Start SUPPLIED RECORDS

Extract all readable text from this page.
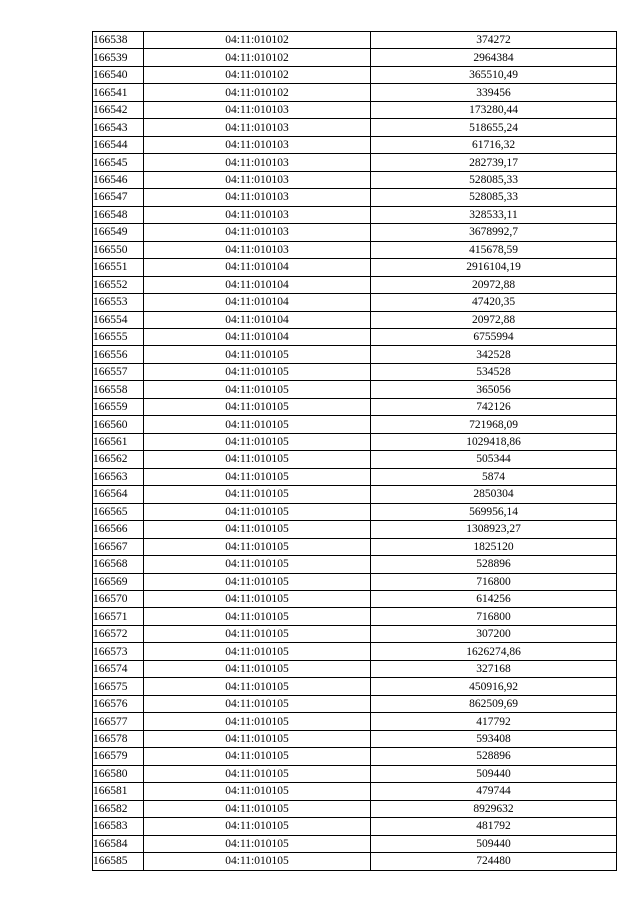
166538	04:11:010102	374272
166539	04:11:010102	2964384
166540	04:11:010102	365510,49
166541	04:11:010102	339456
166542	04:11:010103	173280,44
166543	04:11:010103	518655,24
166544	04:11:010103	61716,32
166545	04:11:010103	282739,17
166546	04:11:010103	528085,33
166547	04:11:010103	528085,33
166548	04:11:010103	328533,11
166549	04:11:010103	3678992,7
166550	04:11:010103	415678,59
166551	04:11:010104	2916104,19
166552	04:11:010104	20972,88
166553	04:11:010104	47420,35
166554	04:11:010104	20972,88
166555	04:11:010104	6755994
166556	04:11:010105	342528
166557	04:11:010105	534528
166558	04:11:010105	365056
166559	04:11:010105	742126
166560	04:11:010105	721968,09
166561	04:11:010105	1029418,86
166562	04:11:010105	505344
166563	04:11:010105	5874
166564	04:11:010105	2850304
166565	04:11:010105	569956,14
166566	04:11:010105	1308923,27
166567	04:11:010105	1825120
166568	04:11:010105	528896
166569	04:11:010105	716800
166570	04:11:010105	614256
166571	04:11:010105	716800
166572	04:11:010105	307200
166573	04:11:010105	1626274,86
166574	04:11:010105	327168
166575	04:11:010105	450916,92
166576	04:11:010105	862509,69
166577	04:11:010105	417792
166578	04:11:010105	593408
166579	04:11:010105	528896
166580	04:11:010105	509440
166581	04:11:010105	479744
166582	04:11:010105	8929632
166583	04:11:010105	481792
166584	04:11:010105	509440
166585	04:11:010105	724480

End SUPPLIED RECORDS

-- THE TASK --
Transcribe every line from the records above without alteration, and leave out the images.

-- RESULT FOR THIS TASK --
Extract all readable text from this page.
166538	04:11:010102	374272
166539	04:11:010102	2964384
166540	04:11:010102	365510,49
166541	04:11:010102	339456
166542	04:11:010103	173280,44
166543	04:11:010103	518655,24
166544	04:11:010103	61716,32
166545	04:11:010103	282739,17
166546	04:11:010103	528085,33
166547	04:11:010103	528085,33
166548	04:11:010103	328533,11
166549	04:11:010103	3678992,7
166550	04:11:010103	415678,59
166551	04:11:010104	2916104,19
166552	04:11:010104	20972,88
166553	04:11:010104	47420,35
166554	04:11:010104	20972,88
166555	04:11:010104	6755994
166556	04:11:010105	342528
166557	04:11:010105	534528
166558	04:11:010105	365056
166559	04:11:010105	742126
166560	04:11:010105	721968,09
166561	04:11:010105	1029418,86
166562	04:11:010105	505344
166563	04:11:010105	5874
166564	04:11:010105	2850304
166565	04:11:010105	569956,14
166566	04:11:010105	1308923,27
166567	04:11:010105	1825120
166568	04:11:010105	528896
166569	04:11:010105	716800
166570	04:11:010105	614256
166571	04:11:010105	716800
166572	04:11:010105	307200
166573	04:11:010105	1626274,86
166574	04:11:010105	327168
166575	04:11:010105	450916,92
166576	04:11:010105	862509,69
166577	04:11:010105	417792
166578	04:11:010105	593408
166579	04:11:010105	528896
166580	04:11:010105	509440
166581	04:11:010105	479744
166582	04:11:010105	8929632
166583	04:11:010105	481792
166584	04:11:010105	509440
166585	04:11:010105	724480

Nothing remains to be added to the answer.